§ **Written instruction**: Give the number of lines in this listing that contain "στην", with no other words.

§ **The records**:
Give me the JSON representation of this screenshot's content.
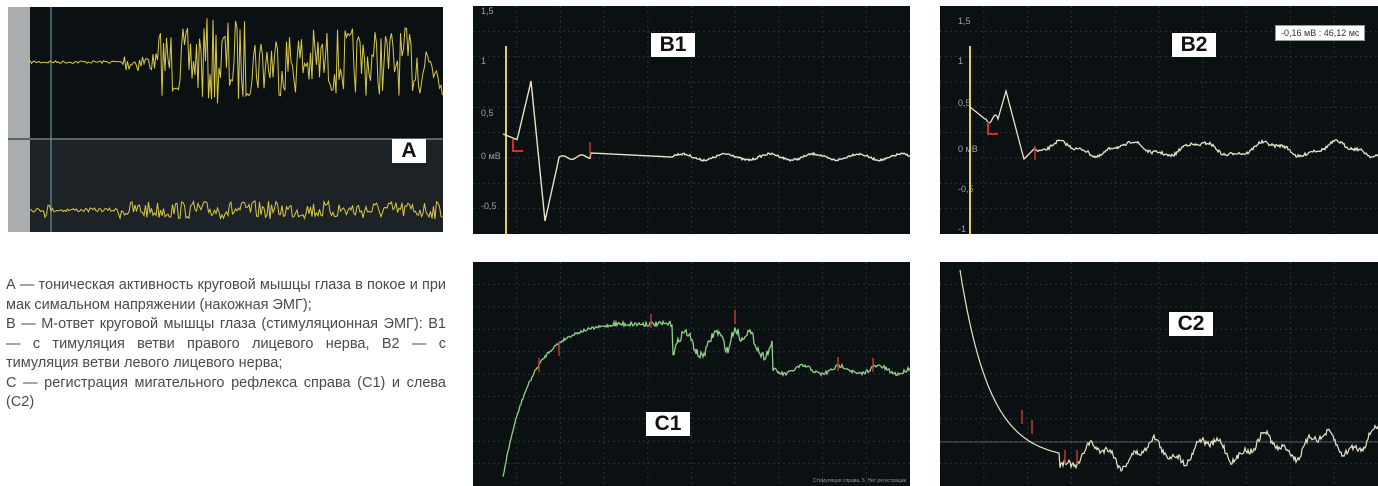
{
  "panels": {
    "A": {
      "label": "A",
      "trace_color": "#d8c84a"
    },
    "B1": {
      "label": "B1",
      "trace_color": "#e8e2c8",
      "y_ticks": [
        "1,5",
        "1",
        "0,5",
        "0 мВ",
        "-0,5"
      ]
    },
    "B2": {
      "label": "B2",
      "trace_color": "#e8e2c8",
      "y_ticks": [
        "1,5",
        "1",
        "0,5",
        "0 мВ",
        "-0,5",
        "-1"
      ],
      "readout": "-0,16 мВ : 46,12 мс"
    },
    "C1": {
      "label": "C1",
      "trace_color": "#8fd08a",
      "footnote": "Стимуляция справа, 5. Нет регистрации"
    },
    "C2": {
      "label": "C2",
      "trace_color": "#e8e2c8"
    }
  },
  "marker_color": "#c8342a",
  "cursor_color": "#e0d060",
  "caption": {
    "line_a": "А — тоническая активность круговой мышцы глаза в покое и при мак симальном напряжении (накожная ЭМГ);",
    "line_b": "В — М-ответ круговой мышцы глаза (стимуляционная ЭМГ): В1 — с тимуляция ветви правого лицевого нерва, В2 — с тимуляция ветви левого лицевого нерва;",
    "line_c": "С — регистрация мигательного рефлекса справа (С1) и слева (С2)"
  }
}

--

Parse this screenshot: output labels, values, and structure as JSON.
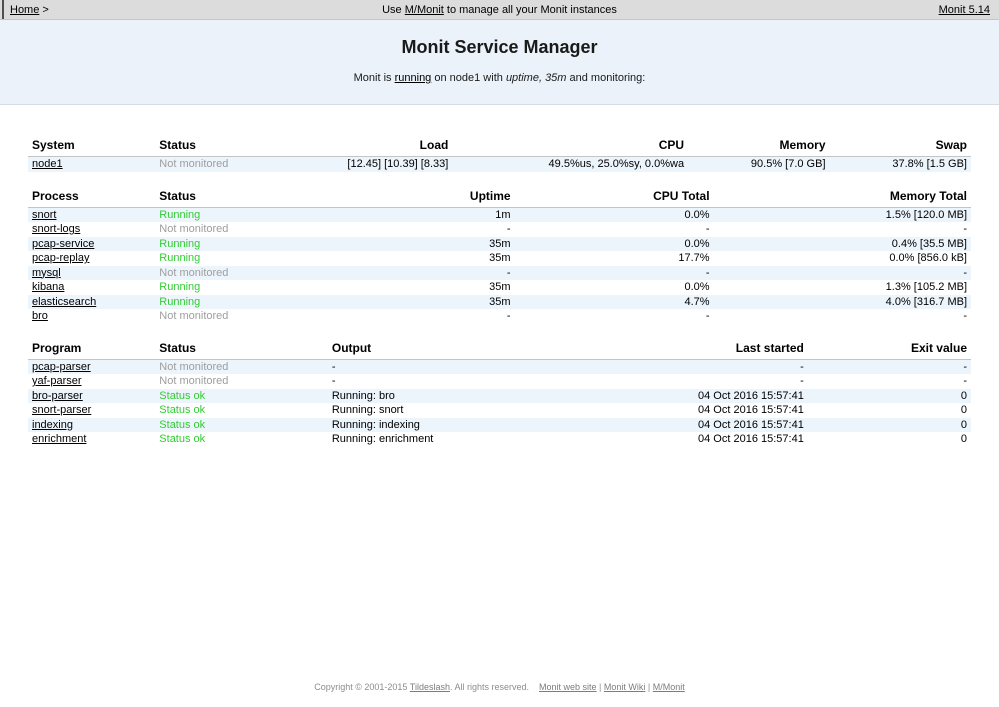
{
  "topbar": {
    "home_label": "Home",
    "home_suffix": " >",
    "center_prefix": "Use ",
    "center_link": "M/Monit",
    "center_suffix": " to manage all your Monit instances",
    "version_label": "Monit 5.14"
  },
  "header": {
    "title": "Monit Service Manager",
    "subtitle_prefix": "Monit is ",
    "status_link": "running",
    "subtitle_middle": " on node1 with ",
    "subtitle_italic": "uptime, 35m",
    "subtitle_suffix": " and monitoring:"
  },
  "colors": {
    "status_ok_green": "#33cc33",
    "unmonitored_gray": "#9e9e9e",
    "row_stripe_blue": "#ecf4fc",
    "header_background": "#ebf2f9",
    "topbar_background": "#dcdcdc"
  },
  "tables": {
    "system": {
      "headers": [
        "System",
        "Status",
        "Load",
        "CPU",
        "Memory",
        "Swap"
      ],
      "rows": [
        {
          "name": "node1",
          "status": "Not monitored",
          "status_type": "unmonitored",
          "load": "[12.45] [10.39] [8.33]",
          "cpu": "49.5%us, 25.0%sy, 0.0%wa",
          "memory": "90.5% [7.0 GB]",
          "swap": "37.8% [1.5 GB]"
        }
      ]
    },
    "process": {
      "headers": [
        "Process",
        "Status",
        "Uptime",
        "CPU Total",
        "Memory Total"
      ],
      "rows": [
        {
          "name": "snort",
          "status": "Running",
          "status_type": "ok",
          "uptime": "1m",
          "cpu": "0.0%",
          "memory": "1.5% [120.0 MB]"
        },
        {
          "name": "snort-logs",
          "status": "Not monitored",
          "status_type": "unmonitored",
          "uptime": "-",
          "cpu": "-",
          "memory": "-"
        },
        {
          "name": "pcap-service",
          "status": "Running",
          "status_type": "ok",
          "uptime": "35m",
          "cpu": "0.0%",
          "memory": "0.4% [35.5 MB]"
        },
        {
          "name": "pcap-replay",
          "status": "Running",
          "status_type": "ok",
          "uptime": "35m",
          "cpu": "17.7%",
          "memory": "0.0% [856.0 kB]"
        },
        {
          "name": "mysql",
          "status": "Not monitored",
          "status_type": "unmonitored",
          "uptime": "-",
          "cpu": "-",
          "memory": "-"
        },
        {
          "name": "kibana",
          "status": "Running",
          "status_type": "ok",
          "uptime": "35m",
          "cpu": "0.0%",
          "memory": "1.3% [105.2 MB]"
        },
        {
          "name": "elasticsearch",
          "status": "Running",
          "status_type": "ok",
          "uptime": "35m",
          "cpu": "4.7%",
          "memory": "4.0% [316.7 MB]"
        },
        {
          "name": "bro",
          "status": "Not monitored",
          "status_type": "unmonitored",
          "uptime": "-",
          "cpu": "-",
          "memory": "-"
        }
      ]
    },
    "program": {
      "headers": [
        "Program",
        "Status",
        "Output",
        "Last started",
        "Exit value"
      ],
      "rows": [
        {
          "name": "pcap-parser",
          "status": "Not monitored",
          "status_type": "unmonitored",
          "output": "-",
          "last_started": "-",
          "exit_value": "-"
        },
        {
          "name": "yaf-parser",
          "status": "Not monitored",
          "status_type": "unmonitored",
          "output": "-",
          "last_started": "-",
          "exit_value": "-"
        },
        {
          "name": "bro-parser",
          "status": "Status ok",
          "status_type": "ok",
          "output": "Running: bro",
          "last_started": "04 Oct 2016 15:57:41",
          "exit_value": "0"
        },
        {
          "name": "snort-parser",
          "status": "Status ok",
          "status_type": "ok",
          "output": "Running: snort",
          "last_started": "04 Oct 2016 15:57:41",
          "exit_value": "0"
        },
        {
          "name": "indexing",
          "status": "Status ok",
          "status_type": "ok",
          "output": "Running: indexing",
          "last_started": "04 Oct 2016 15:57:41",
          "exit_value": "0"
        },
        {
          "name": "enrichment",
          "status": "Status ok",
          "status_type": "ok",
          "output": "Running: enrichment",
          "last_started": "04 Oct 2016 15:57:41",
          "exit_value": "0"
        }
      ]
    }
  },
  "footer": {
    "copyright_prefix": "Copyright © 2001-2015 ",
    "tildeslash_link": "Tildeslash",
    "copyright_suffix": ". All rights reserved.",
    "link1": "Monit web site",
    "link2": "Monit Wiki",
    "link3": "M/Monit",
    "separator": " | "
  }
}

* * *

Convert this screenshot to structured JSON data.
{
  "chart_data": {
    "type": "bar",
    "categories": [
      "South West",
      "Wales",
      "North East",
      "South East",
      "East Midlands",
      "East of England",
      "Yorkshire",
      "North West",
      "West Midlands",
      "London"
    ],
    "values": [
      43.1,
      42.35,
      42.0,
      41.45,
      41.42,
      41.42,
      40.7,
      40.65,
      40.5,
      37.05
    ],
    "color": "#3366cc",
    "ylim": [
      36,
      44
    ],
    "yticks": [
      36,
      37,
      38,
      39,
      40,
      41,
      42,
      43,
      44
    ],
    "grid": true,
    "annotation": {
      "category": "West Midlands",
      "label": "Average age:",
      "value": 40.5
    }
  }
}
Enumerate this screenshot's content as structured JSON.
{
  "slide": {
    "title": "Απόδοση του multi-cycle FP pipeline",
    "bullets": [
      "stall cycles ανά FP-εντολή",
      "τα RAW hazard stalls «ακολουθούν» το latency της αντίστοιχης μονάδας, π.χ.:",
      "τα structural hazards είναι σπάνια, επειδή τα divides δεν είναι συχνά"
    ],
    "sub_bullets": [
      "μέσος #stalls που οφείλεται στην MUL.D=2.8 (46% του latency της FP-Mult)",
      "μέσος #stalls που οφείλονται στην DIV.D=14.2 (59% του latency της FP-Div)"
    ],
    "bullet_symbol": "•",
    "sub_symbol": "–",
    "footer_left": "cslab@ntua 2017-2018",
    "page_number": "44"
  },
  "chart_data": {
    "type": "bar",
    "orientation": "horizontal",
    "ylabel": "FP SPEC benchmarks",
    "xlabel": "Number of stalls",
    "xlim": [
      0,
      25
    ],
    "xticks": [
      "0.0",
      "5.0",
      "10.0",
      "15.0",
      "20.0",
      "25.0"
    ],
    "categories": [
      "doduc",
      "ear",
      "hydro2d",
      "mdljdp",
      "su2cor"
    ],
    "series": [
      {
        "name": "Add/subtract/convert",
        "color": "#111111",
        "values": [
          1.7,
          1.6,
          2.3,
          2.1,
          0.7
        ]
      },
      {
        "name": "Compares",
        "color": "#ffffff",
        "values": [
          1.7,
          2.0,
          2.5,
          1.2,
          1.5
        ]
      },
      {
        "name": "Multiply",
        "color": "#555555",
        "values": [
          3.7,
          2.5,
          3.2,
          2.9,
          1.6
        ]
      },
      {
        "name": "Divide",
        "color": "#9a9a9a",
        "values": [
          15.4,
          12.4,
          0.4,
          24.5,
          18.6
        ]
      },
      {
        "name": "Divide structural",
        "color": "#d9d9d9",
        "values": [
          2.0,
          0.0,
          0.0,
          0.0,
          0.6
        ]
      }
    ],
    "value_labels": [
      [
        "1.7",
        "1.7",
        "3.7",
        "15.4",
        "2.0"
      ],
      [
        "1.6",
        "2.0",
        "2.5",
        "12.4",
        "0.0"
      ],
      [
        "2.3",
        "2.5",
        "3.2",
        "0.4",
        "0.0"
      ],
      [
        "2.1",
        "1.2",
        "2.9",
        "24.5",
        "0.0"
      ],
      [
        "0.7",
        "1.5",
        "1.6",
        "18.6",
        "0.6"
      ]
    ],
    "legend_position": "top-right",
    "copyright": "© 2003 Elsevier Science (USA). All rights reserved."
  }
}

§ **Response for this exercise**: 2